** Start EXTRACTED MATERIAL **

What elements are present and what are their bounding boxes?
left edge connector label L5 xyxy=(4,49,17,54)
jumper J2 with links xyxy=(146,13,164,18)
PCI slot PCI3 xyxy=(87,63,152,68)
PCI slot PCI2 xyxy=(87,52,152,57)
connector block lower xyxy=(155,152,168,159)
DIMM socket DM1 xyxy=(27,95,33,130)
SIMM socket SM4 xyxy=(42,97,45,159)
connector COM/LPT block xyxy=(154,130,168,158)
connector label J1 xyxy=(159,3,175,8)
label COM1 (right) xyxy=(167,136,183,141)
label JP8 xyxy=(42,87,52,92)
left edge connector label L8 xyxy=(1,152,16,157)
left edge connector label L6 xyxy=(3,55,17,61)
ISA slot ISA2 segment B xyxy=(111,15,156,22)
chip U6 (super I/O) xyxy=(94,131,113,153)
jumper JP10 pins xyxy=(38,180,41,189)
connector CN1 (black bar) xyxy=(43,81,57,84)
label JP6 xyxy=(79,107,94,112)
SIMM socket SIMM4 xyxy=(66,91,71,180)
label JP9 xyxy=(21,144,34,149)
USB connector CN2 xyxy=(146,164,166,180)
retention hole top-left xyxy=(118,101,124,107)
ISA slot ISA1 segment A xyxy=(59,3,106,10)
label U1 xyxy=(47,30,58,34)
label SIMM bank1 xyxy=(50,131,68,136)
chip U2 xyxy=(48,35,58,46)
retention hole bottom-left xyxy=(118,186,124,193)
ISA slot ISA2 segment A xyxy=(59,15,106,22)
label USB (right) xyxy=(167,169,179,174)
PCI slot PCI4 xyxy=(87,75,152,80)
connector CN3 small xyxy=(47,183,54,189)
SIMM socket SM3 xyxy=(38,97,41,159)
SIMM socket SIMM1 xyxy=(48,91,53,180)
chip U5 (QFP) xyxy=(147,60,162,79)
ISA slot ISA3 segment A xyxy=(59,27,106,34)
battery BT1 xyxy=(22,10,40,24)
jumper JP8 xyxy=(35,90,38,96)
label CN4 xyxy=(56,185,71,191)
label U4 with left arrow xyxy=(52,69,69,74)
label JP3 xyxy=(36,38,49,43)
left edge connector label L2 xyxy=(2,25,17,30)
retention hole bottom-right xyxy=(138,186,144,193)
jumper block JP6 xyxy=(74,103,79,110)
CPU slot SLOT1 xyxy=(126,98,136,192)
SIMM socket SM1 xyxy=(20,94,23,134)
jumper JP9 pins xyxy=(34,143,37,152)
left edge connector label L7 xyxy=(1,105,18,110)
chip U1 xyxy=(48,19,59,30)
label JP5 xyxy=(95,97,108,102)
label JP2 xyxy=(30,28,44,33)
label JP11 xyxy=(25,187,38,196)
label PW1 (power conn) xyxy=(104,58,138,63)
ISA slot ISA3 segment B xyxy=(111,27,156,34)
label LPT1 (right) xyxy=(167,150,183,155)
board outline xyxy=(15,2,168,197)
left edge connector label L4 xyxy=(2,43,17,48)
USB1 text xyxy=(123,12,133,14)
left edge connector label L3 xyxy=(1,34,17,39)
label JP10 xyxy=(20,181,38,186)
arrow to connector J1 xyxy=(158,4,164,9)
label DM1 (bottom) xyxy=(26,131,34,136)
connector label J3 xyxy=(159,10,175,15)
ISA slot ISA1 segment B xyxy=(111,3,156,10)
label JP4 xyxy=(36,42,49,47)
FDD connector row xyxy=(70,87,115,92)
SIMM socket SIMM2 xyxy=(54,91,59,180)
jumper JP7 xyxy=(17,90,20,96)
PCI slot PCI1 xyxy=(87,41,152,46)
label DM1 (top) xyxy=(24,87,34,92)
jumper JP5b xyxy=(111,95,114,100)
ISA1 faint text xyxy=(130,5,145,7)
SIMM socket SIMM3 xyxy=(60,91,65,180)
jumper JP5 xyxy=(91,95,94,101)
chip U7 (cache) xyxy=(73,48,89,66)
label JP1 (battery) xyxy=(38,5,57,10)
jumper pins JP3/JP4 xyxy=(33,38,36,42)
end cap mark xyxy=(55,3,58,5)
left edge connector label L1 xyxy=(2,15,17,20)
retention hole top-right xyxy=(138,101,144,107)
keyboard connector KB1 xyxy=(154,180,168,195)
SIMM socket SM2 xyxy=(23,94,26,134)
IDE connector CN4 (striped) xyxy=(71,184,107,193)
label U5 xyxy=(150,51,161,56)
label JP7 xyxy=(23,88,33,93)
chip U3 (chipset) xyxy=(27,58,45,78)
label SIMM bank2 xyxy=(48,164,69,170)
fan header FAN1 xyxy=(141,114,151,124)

** End EXTRACTED MATERIAL **

Can you pull out every line of the listing from its first line through the line containing "chip U5 (QFP) xyxy=(147,60,162,79)", both included, and reproduce them unchanged?

What elements are present and what are their bounding boxes?
left edge connector label L5 xyxy=(4,49,17,54)
jumper J2 with links xyxy=(146,13,164,18)
PCI slot PCI3 xyxy=(87,63,152,68)
PCI slot PCI2 xyxy=(87,52,152,57)
connector block lower xyxy=(155,152,168,159)
DIMM socket DM1 xyxy=(27,95,33,130)
SIMM socket SM4 xyxy=(42,97,45,159)
connector COM/LPT block xyxy=(154,130,168,158)
connector label J1 xyxy=(159,3,175,8)
label COM1 (right) xyxy=(167,136,183,141)
label JP8 xyxy=(42,87,52,92)
left edge connector label L8 xyxy=(1,152,16,157)
left edge connector label L6 xyxy=(3,55,17,61)
ISA slot ISA2 segment B xyxy=(111,15,156,22)
chip U6 (super I/O) xyxy=(94,131,113,153)
jumper JP10 pins xyxy=(38,180,41,189)
connector CN1 (black bar) xyxy=(43,81,57,84)
label JP6 xyxy=(79,107,94,112)
SIMM socket SIMM4 xyxy=(66,91,71,180)
label JP9 xyxy=(21,144,34,149)
USB connector CN2 xyxy=(146,164,166,180)
retention hole top-left xyxy=(118,101,124,107)
ISA slot ISA1 segment A xyxy=(59,3,106,10)
label U1 xyxy=(47,30,58,34)
label SIMM bank1 xyxy=(50,131,68,136)
chip U2 xyxy=(48,35,58,46)
retention hole bottom-left xyxy=(118,186,124,193)
ISA slot ISA2 segment A xyxy=(59,15,106,22)
label USB (right) xyxy=(167,169,179,174)
PCI slot PCI4 xyxy=(87,75,152,80)
connector CN3 small xyxy=(47,183,54,189)
SIMM socket SM3 xyxy=(38,97,41,159)
SIMM socket SIMM1 xyxy=(48,91,53,180)
chip U5 (QFP) xyxy=(147,60,162,79)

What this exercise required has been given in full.